_EXERCISE BRIEF_
Transcribe every entry below word for word, but skip the pictures.

_STORED RECORDS_
** start **
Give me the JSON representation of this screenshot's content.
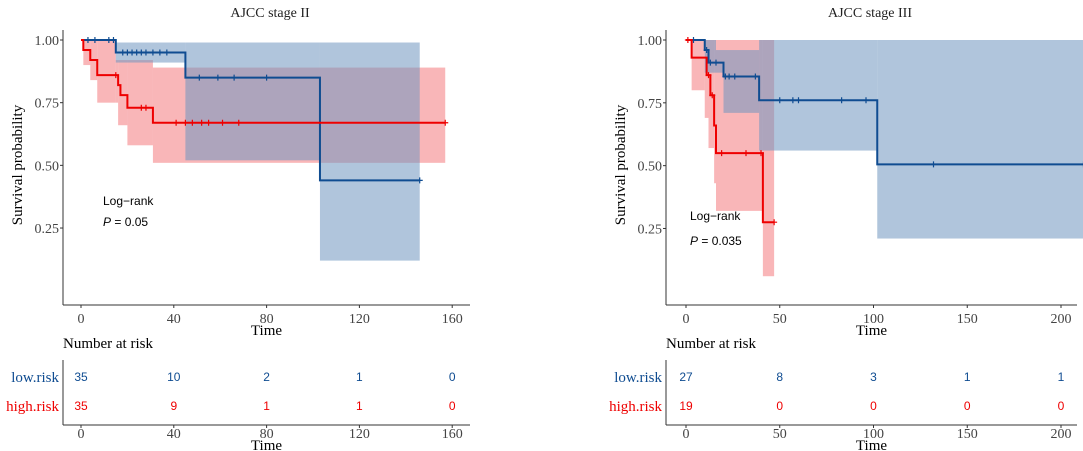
{
  "colors": {
    "low": "#0F4C91",
    "high": "#EE0000",
    "low_ci": "#6F95C0",
    "high_ci": "#F47A7E"
  },
  "chart_data": [
    {
      "type": "line",
      "title": "AJCC stage II",
      "xlabel": "Time",
      "ylabel": "Survival probability",
      "xticks": [
        0,
        40,
        80,
        120,
        160
      ],
      "yticks": [
        "0.25",
        "0.50",
        "0.75",
        "1.00"
      ],
      "xlim": [
        -4,
        168
      ],
      "ylim": [
        0,
        1
      ],
      "annotation": {
        "line1": "Log−rank",
        "p_label": "P",
        "p_value": " = 0.05"
      },
      "series": [
        {
          "name": "low.risk",
          "steps": [
            [
              0,
              1.0
            ],
            [
              15,
              0.95
            ],
            [
              45,
              0.85
            ],
            [
              103,
              0.44
            ]
          ],
          "end": 146,
          "ci": [
            [
              0,
              0.99,
              0.99
            ],
            [
              15,
              0.91,
              0.99
            ],
            [
              45,
              0.52,
              0.99
            ],
            [
              103,
              0.12,
              0.99
            ]
          ],
          "censor": [
            3,
            6,
            12,
            14,
            18,
            20,
            22,
            24,
            26,
            28,
            31,
            34,
            37,
            51,
            59,
            66,
            80,
            146
          ]
        },
        {
          "name": "high.risk",
          "steps": [
            [
              0,
              1.0
            ],
            [
              1,
              0.96
            ],
            [
              4,
              0.92
            ],
            [
              7,
              0.86
            ],
            [
              16,
              0.82
            ],
            [
              17,
              0.78
            ],
            [
              20,
              0.73
            ],
            [
              31,
              0.67
            ]
          ],
          "end": 157,
          "ci": [
            [
              0,
              1.0,
              1.0
            ],
            [
              1,
              0.9,
              1.0
            ],
            [
              4,
              0.84,
              1.0
            ],
            [
              7,
              0.75,
              1.0
            ],
            [
              15,
              0.75,
              0.92
            ],
            [
              16,
              0.66,
              0.92
            ],
            [
              20,
              0.58,
              0.92
            ],
            [
              31,
              0.51,
              0.89
            ]
          ],
          "censor": [
            15,
            26,
            28,
            41,
            45,
            48,
            52,
            55,
            61,
            68,
            157
          ]
        }
      ],
      "risk_table": {
        "title": "Number at risk",
        "times": [
          0,
          40,
          80,
          120,
          160
        ],
        "rows": [
          {
            "name": "low.risk",
            "values": [
              35,
              10,
              2,
              1,
              0
            ]
          },
          {
            "name": "high.risk",
            "values": [
              35,
              9,
              1,
              1,
              0
            ]
          }
        ]
      }
    },
    {
      "type": "line",
      "title": "AJCC stage III",
      "xlabel": "Time",
      "ylabel": "Survival probability",
      "xticks": [
        0,
        50,
        100,
        150,
        200
      ],
      "yticks": [
        "0.25",
        "0.50",
        "0.75",
        "1.00"
      ],
      "xlim": [
        -11,
        210
      ],
      "ylim": [
        0,
        1
      ],
      "annotation": {
        "line1": "Log−rank",
        "p_label": "P",
        "p_value": " = 0.035"
      },
      "series": [
        {
          "name": "low.risk",
          "steps": [
            [
              0,
              1.0
            ],
            [
              10,
              0.96
            ],
            [
              12,
              0.91
            ],
            [
              20,
              0.855
            ],
            [
              39,
              0.76
            ],
            [
              102,
              0.505
            ]
          ],
          "end": 212,
          "ci": [
            [
              0,
              1.0,
              1.0
            ],
            [
              10,
              0.87,
              1.0
            ],
            [
              16,
              0.87,
              0.96
            ],
            [
              20,
              0.71,
              0.96
            ],
            [
              39,
              0.56,
              1.0
            ],
            [
              102,
              0.21,
              1.0
            ]
          ],
          "censor": [
            4,
            11,
            13,
            16,
            21,
            23,
            26,
            37,
            50,
            57,
            60,
            83,
            96,
            132,
            212
          ]
        },
        {
          "name": "high.risk",
          "steps": [
            [
              0,
              1.0
            ],
            [
              3,
              0.93
            ],
            [
              11,
              0.86
            ],
            [
              13,
              0.78
            ],
            [
              15,
              0.66
            ],
            [
              16,
              0.55
            ],
            [
              41,
              0.275
            ]
          ],
          "end": 47,
          "ci": [
            [
              0,
              1.0,
              1.0
            ],
            [
              3,
              0.8,
              1.0
            ],
            [
              10,
              0.69,
              1.0
            ],
            [
              12,
              0.57,
              1.0
            ],
            [
              15,
              0.43,
              1.0
            ],
            [
              16,
              0.32,
              1.0
            ],
            [
              41,
              0.06,
              1.0
            ]
          ],
          "censor": [
            1,
            12,
            14,
            19,
            32,
            40,
            47
          ]
        }
      ],
      "risk_table": {
        "title": "Number at risk",
        "times": [
          0,
          50,
          100,
          150,
          200
        ],
        "rows": [
          {
            "name": "low.risk",
            "values": [
              27,
              8,
              3,
              1,
              1
            ]
          },
          {
            "name": "high.risk",
            "values": [
              19,
              0,
              0,
              0,
              0
            ]
          }
        ]
      }
    }
  ]
}
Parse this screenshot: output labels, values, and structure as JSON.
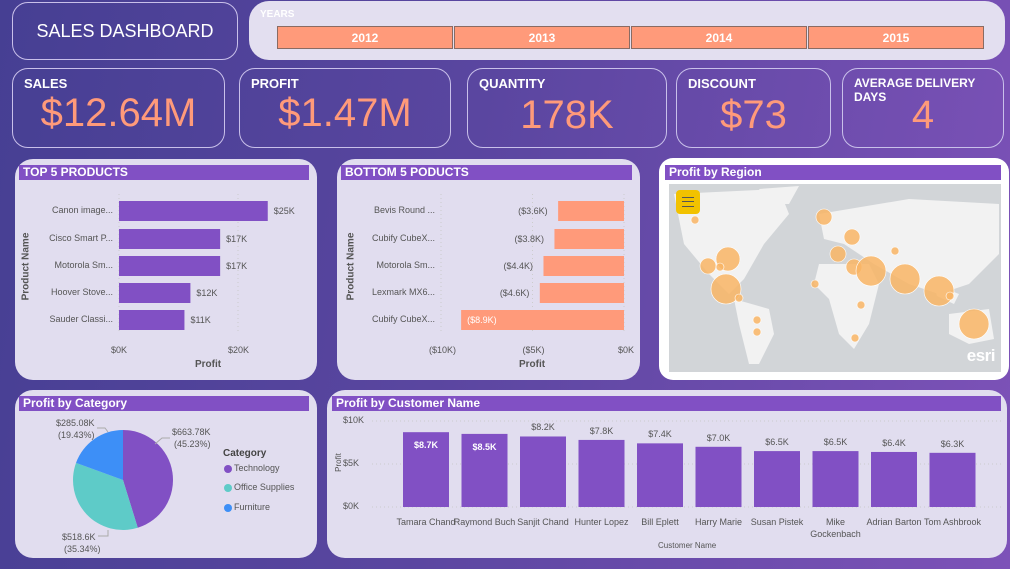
** end **
_THE OUTPUT_
Give me the JSON representation of this screenshot's content.
{
  "colors": {
    "low": "#0F4C91",
    "high": "#EE0000",
    "low_ci": "#6F95C0",
    "high_ci": "#F47A7E"
  },
  "chart_data": [
    {
      "type": "line",
      "title": "AJCC stage II",
      "xlabel": "Time",
      "ylabel": "Survival probability",
      "xticks": [
        0,
        40,
        80,
        120,
        160
      ],
      "yticks": [
        "0.25",
        "0.50",
        "0.75",
        "1.00"
      ],
      "xlim": [
        -4,
        168
      ],
      "ylim": [
        0,
        1
      ],
      "annotation": {
        "line1": "Log−rank",
        "p_label": "P",
        "p_value": " = 0.05"
      },
      "series": [
        {
          "name": "low.risk",
          "steps": [
            [
              0,
              1.0
            ],
            [
              15,
              0.95
            ],
            [
              45,
              0.85
            ],
            [
              103,
              0.44
            ]
          ],
          "end": 146,
          "ci": [
            [
              0,
              0.99,
              0.99
            ],
            [
              15,
              0.91,
              0.99
            ],
            [
              45,
              0.52,
              0.99
            ],
            [
              103,
              0.12,
              0.99
            ]
          ],
          "censor": [
            3,
            6,
            12,
            14,
            18,
            20,
            22,
            24,
            26,
            28,
            31,
            34,
            37,
            51,
            59,
            66,
            80,
            146
          ]
        },
        {
          "name": "high.risk",
          "steps": [
            [
              0,
              1.0
            ],
            [
              1,
              0.96
            ],
            [
              4,
              0.92
            ],
            [
              7,
              0.86
            ],
            [
              16,
              0.82
            ],
            [
              17,
              0.78
            ],
            [
              20,
              0.73
            ],
            [
              31,
              0.67
            ]
          ],
          "end": 157,
          "ci": [
            [
              0,
              1.0,
              1.0
            ],
            [
              1,
              0.9,
              1.0
            ],
            [
              4,
              0.84,
              1.0
            ],
            [
              7,
              0.75,
              1.0
            ],
            [
              15,
              0.75,
              0.92
            ],
            [
              16,
              0.66,
              0.92
            ],
            [
              20,
              0.58,
              0.92
            ],
            [
              31,
              0.51,
              0.89
            ]
          ],
          "censor": [
            15,
            26,
            28,
            41,
            45,
            48,
            52,
            55,
            61,
            68,
            157
          ]
        }
      ],
      "risk_table": {
        "title": "Number at risk",
        "times": [
          0,
          40,
          80,
          120,
          160
        ],
        "rows": [
          {
            "name": "low.risk",
            "values": [
              35,
              10,
              2,
              1,
              0
            ]
          },
          {
            "name": "high.risk",
            "values": [
              35,
              9,
              1,
              1,
              0
            ]
          }
        ]
      }
    },
    {
      "type": "line",
      "title": "AJCC stage III",
      "xlabel": "Time",
      "ylabel": "Survival probability",
      "xticks": [
        0,
        50,
        100,
        150,
        200
      ],
      "yticks": [
        "0.25",
        "0.50",
        "0.75",
        "1.00"
      ],
      "xlim": [
        -11,
        210
      ],
      "ylim": [
        0,
        1
      ],
      "annotation": {
        "line1": "Log−rank",
        "p_label": "P",
        "p_value": " = 0.035"
      },
      "series": [
        {
          "name": "low.risk",
          "steps": [
            [
              0,
              1.0
            ],
            [
              10,
              0.96
            ],
            [
              12,
              0.91
            ],
            [
              20,
              0.855
            ],
            [
              39,
              0.76
            ],
            [
              102,
              0.505
            ]
          ],
          "end": 212,
          "ci": [
            [
              0,
              1.0,
              1.0
            ],
            [
              10,
              0.87,
              1.0
            ],
            [
              16,
              0.87,
              0.96
            ],
            [
              20,
              0.71,
              0.96
            ],
            [
              39,
              0.56,
              1.0
            ],
            [
              102,
              0.21,
              1.0
            ]
          ],
          "censor": [
            4,
            11,
            13,
            16,
            21,
            23,
            26,
            37,
            50,
            57,
            60,
            83,
            96,
            132,
            212
          ]
        },
        {
          "name": "high.risk",
          "steps": [
            [
              0,
              1.0
            ],
            [
              3,
              0.93
            ],
            [
              11,
              0.86
            ],
            [
              13,
              0.78
            ],
            [
              15,
              0.66
            ],
            [
              16,
              0.55
            ],
            [
              41,
              0.275
            ]
          ],
          "end": 47,
          "ci": [
            [
              0,
              1.0,
              1.0
            ],
            [
              3,
              0.8,
              1.0
            ],
            [
              10,
              0.69,
              1.0
            ],
            [
              12,
              0.57,
              1.0
            ],
            [
              15,
              0.43,
              1.0
            ],
            [
              16,
              0.32,
              1.0
            ],
            [
              41,
              0.06,
              1.0
            ]
          ],
          "censor": [
            1,
            12,
            14,
            19,
            32,
            40,
            47
          ]
        }
      ],
      "risk_table": {
        "title": "Number at risk",
        "times": [
          0,
          50,
          100,
          150,
          200
        ],
        "rows": [
          {
            "name": "low.risk",
            "values": [
              27,
              8,
              3,
              1,
              1
            ]
          },
          {
            "name": "high.risk",
            "values": [
              19,
              0,
              0,
              0,
              0
            ]
          }
        ]
      }
    }
  ]
}
Parse this screenshot: output labels, values, and structure as JSON.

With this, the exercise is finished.